● **What is needed**
Output all the data exactly. Pictures do not belong in the copy.

::::

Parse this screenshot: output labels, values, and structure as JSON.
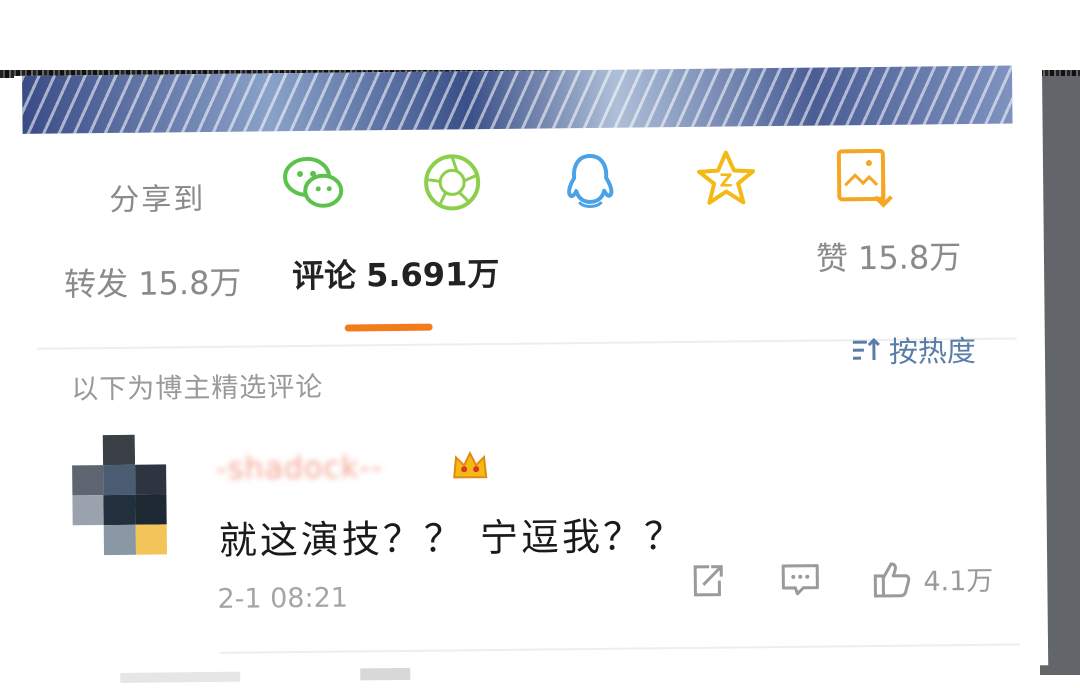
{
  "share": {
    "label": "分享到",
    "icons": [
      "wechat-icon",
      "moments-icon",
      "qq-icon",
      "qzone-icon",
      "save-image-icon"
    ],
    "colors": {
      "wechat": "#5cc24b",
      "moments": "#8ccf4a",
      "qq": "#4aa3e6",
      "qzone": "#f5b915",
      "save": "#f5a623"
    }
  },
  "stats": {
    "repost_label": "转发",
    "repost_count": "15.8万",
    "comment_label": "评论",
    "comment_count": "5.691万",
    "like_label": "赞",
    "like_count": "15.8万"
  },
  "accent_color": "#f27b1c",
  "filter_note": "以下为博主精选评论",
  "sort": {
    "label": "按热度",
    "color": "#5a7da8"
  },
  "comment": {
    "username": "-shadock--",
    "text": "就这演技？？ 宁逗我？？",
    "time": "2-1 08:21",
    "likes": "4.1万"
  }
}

::::

● **Written solution**
Parse this screenshot: output labels, values, and structure as JSON.
{
  "share": {
    "label": "分享到",
    "icons": [
      "wechat-icon",
      "moments-icon",
      "qq-icon",
      "qzone-icon",
      "save-image-icon"
    ],
    "colors": {
      "wechat": "#5cc24b",
      "moments": "#8ccf4a",
      "qq": "#4aa3e6",
      "qzone": "#f5b915",
      "save": "#f5a623"
    }
  },
  "stats": {
    "repost_label": "转发",
    "repost_count": "15.8万",
    "comment_label": "评论",
    "comment_count": "5.691万",
    "like_label": "赞",
    "like_count": "15.8万"
  },
  "accent_color": "#f27b1c",
  "filter_note": "以下为博主精选评论",
  "sort": {
    "label": "按热度",
    "color": "#5a7da8"
  },
  "comment": {
    "username": "-shadock--",
    "text": "就这演技？？ 宁逗我？？",
    "time": "2-1 08:21",
    "likes": "4.1万"
  }
}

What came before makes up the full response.